> [Exercise task]: Copy each line with the word "Overall" in it.

= = = =

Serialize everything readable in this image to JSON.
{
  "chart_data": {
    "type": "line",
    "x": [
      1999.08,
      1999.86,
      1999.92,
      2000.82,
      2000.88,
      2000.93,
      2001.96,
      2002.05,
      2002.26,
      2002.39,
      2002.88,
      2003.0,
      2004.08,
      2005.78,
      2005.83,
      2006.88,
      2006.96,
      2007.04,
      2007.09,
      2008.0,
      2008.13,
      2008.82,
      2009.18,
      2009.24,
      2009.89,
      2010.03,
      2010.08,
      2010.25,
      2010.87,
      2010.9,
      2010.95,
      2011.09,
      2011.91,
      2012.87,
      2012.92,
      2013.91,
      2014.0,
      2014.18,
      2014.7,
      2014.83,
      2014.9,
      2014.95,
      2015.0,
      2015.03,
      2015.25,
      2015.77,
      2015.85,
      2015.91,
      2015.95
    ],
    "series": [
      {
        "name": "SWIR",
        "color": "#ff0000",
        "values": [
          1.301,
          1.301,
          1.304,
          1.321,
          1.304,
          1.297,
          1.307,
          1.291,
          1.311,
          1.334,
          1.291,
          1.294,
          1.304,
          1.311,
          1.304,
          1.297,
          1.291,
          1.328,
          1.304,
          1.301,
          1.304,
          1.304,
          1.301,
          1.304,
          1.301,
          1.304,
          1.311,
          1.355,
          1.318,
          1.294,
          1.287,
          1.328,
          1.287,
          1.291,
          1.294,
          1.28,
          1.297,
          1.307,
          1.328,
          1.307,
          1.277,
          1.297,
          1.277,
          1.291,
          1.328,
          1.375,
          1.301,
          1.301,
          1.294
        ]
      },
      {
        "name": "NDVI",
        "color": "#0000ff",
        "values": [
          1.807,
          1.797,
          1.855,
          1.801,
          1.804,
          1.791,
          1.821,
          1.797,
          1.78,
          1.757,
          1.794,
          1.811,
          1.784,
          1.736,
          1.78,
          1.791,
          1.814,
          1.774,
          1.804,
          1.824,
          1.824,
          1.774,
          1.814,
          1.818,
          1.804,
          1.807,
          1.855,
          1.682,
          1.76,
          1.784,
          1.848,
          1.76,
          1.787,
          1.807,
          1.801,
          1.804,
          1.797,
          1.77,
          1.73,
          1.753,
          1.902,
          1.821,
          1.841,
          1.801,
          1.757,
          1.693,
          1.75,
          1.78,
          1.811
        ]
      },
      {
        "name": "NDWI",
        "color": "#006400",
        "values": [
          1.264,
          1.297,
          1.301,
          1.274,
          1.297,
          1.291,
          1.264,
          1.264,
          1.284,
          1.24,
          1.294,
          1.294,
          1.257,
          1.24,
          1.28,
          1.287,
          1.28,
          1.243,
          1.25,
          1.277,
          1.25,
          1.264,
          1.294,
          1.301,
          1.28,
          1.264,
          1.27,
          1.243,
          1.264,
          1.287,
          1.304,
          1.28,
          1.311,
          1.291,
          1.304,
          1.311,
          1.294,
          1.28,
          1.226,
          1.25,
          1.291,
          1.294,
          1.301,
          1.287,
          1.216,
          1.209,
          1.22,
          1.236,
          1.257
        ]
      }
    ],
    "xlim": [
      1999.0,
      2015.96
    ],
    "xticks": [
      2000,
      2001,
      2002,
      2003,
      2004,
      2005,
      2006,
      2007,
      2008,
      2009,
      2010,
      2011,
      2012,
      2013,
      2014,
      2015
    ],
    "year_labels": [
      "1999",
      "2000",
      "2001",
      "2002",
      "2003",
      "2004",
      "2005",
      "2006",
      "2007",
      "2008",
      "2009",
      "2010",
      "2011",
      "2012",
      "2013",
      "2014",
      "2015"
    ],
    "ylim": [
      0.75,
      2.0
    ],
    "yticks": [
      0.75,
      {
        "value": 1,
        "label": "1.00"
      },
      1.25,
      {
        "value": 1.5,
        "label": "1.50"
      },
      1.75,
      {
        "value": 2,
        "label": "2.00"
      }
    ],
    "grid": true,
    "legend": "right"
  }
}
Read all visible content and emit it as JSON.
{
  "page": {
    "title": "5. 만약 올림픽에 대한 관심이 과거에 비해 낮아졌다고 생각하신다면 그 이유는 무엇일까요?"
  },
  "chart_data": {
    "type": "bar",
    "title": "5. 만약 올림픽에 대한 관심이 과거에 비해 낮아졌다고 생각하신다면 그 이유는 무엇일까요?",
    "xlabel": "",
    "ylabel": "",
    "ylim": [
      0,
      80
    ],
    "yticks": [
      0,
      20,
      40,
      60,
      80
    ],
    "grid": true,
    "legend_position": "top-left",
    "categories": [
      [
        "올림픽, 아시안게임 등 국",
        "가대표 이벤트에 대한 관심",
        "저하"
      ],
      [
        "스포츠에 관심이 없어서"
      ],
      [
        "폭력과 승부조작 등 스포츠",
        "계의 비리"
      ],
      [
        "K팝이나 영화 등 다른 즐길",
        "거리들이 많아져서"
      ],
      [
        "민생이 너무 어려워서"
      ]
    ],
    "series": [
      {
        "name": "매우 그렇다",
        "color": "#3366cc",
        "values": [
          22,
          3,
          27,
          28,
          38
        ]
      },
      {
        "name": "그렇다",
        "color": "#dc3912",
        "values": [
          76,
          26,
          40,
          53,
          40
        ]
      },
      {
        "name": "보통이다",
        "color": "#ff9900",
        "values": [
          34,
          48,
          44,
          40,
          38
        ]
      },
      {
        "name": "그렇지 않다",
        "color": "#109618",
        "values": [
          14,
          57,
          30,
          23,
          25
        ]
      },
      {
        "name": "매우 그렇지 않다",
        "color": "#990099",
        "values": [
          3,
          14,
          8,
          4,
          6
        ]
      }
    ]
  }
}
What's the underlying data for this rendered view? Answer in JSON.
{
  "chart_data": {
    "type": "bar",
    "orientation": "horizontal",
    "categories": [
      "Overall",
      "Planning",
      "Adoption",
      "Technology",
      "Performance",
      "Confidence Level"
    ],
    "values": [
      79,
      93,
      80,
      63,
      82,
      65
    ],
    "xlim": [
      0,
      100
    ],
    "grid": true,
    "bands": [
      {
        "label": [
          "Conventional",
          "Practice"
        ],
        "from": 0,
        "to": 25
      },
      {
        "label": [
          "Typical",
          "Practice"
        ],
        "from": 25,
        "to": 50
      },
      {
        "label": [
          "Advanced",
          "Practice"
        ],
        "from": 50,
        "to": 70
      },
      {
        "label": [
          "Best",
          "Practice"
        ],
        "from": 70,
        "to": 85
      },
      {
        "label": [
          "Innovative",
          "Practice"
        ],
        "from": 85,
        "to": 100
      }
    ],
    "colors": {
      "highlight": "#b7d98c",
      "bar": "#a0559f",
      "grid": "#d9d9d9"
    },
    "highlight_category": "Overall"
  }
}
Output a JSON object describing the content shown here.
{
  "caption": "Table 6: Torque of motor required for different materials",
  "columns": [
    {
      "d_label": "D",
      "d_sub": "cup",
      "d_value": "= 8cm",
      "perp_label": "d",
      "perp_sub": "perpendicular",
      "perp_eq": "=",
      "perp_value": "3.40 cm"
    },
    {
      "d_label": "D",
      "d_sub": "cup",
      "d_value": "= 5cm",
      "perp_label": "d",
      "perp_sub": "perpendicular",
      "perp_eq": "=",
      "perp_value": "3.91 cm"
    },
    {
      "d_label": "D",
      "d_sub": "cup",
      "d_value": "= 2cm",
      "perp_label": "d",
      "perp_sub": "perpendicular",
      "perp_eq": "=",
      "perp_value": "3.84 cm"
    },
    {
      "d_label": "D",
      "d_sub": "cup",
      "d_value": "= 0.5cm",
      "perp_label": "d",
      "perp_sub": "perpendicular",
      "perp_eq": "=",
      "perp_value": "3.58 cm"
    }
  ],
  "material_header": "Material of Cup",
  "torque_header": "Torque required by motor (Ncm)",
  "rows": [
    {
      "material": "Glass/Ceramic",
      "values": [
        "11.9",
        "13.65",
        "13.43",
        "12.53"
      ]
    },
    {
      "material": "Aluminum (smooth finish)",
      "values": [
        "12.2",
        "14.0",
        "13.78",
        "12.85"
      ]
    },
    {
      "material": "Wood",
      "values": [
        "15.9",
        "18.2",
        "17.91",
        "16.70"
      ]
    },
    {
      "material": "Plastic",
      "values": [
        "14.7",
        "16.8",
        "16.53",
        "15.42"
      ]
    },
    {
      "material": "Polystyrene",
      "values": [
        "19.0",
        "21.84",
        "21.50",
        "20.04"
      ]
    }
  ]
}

= = = =

> [Result]:
      "Overall",
    "highlight_category": "Overall"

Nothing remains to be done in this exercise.